PROBLEM STATEMENT
Examine the material below. Gather every line in which the string "name" appears.

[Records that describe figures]

# # #

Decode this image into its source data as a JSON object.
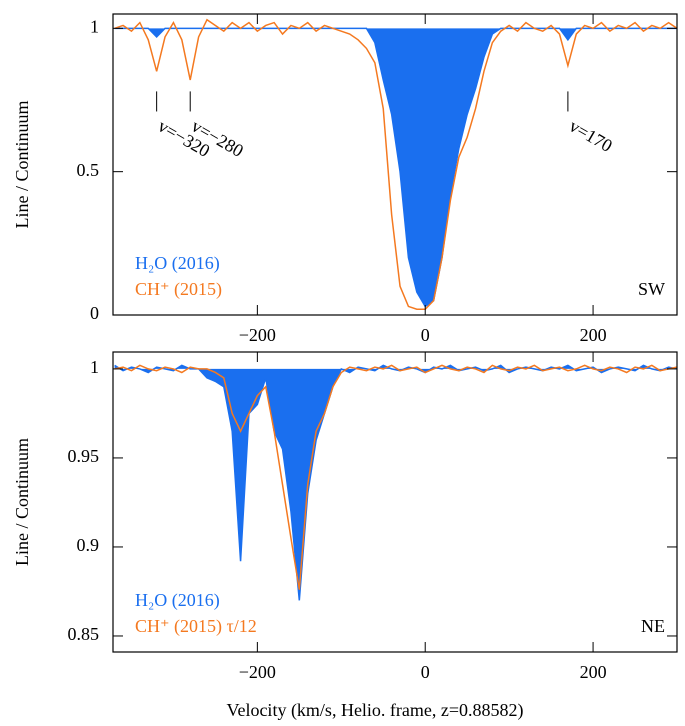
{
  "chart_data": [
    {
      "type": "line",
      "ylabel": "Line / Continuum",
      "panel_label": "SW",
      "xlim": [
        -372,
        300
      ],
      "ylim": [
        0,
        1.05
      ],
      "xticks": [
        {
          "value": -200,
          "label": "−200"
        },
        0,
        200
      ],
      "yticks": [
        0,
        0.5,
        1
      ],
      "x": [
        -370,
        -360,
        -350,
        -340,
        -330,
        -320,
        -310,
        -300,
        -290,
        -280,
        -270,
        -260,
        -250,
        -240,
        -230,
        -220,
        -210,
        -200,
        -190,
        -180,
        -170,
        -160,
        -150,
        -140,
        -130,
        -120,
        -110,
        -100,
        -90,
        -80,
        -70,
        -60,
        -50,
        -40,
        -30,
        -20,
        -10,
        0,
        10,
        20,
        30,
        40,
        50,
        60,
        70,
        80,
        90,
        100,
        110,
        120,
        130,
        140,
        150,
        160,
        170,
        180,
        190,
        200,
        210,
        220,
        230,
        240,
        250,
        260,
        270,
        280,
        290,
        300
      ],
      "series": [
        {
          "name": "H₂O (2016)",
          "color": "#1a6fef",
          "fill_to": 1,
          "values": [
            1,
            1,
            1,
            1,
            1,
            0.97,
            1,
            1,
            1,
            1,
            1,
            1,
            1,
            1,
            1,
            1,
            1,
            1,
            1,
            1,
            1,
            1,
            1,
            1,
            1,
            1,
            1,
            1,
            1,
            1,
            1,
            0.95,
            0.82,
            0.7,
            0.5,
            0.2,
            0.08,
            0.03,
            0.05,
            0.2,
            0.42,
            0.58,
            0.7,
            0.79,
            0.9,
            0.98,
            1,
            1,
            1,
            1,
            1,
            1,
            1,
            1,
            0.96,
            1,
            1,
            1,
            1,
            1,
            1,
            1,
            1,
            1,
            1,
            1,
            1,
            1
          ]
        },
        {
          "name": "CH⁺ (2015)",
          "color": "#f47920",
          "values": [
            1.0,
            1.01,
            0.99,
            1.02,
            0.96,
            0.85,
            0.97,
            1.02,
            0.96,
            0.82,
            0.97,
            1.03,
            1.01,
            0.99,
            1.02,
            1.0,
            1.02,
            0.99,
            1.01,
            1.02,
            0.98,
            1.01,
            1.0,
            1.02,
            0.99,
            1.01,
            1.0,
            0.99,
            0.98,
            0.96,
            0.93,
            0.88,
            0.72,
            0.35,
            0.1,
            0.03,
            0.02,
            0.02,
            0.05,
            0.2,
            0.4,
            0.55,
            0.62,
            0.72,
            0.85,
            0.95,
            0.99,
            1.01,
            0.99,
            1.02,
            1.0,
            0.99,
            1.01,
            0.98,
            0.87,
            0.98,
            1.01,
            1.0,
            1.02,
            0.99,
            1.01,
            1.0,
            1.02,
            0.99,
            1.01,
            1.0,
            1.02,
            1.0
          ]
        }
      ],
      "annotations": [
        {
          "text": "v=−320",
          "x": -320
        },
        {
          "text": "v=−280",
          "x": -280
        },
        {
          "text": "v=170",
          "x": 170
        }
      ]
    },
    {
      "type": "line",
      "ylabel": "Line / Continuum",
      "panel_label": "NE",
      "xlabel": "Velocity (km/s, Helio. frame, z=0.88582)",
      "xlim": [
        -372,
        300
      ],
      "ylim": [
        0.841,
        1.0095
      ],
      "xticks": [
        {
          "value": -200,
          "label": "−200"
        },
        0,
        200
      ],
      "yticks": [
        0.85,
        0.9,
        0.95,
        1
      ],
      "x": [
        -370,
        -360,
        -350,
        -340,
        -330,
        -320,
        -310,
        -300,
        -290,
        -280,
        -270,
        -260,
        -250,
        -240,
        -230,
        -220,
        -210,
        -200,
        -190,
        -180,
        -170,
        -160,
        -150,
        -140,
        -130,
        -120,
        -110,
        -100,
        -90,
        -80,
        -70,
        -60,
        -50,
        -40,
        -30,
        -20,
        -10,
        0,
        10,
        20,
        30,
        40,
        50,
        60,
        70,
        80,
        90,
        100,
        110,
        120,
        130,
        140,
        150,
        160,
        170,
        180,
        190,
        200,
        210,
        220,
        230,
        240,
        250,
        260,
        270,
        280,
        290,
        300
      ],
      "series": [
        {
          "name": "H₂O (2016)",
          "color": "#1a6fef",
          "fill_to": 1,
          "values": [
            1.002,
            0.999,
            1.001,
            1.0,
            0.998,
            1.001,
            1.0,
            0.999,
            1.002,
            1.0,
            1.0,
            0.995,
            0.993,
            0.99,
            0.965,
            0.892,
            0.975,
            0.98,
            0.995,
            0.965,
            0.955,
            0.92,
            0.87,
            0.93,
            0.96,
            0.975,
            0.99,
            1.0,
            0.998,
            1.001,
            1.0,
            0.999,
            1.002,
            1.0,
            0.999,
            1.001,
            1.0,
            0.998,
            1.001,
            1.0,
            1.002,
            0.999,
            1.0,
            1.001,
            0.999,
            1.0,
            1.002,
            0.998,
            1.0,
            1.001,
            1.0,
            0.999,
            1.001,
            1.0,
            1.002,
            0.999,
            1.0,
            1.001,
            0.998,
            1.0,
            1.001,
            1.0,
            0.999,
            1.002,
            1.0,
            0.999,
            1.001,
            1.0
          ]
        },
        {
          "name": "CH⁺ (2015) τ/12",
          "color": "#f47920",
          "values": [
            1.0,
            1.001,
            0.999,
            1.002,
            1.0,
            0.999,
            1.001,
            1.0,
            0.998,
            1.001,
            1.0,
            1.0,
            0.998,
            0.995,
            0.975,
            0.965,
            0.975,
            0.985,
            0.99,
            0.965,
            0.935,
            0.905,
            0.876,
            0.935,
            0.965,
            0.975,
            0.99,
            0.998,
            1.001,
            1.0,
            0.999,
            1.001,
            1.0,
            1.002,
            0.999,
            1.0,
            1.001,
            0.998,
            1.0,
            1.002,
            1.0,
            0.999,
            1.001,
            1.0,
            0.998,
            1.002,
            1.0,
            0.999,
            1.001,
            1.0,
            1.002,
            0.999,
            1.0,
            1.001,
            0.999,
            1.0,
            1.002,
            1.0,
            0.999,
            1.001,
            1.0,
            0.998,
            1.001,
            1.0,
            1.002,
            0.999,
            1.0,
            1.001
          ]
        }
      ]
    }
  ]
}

# # #

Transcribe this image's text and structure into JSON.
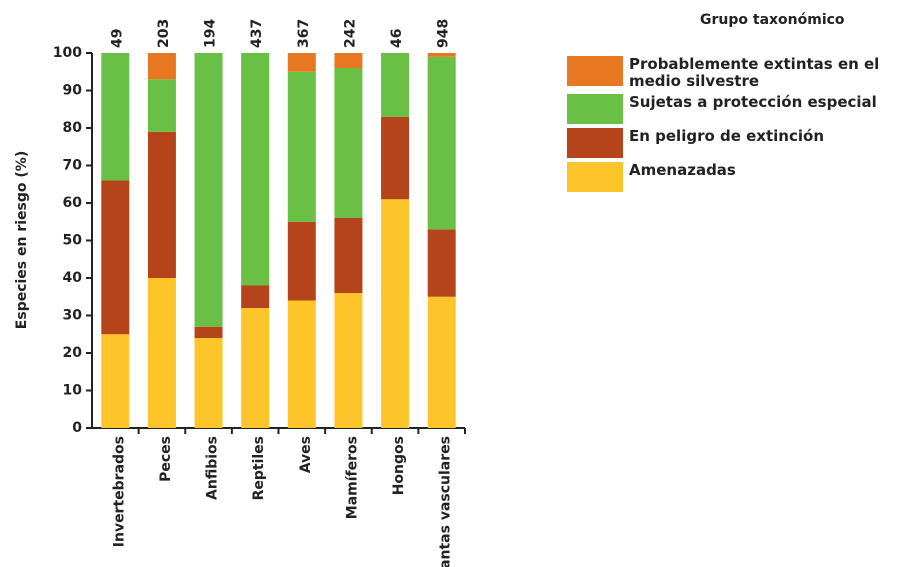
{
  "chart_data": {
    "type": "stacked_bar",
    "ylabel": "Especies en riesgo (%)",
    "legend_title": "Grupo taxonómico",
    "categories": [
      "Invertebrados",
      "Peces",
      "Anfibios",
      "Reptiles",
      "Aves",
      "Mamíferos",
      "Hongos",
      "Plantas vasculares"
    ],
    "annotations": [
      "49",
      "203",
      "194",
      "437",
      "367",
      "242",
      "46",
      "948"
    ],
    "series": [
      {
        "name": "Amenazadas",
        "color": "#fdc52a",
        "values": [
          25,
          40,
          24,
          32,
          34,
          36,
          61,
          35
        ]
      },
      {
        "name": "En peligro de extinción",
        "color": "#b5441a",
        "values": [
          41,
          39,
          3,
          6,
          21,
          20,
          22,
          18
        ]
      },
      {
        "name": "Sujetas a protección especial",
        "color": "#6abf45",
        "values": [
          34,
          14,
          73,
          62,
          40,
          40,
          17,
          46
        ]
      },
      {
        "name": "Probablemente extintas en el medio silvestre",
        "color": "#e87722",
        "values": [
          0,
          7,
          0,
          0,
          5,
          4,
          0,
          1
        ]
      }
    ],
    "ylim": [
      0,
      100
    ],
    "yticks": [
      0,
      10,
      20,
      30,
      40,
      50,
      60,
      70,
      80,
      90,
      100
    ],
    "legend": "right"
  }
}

# # #

ANSWER TO THIS EXERCISE
          "name": "H₂O (2016)",
          "name": "CH⁺ (2015)",
          "name": "H₂O (2016)",
          "name": "CH⁺ (2015) τ/12",
        "name": "Amenazadas",
        "name": "En peligro de extinción",
        "name": "Sujetas a protección especial",
        "name": "Probablemente extintas en el medio silvestre",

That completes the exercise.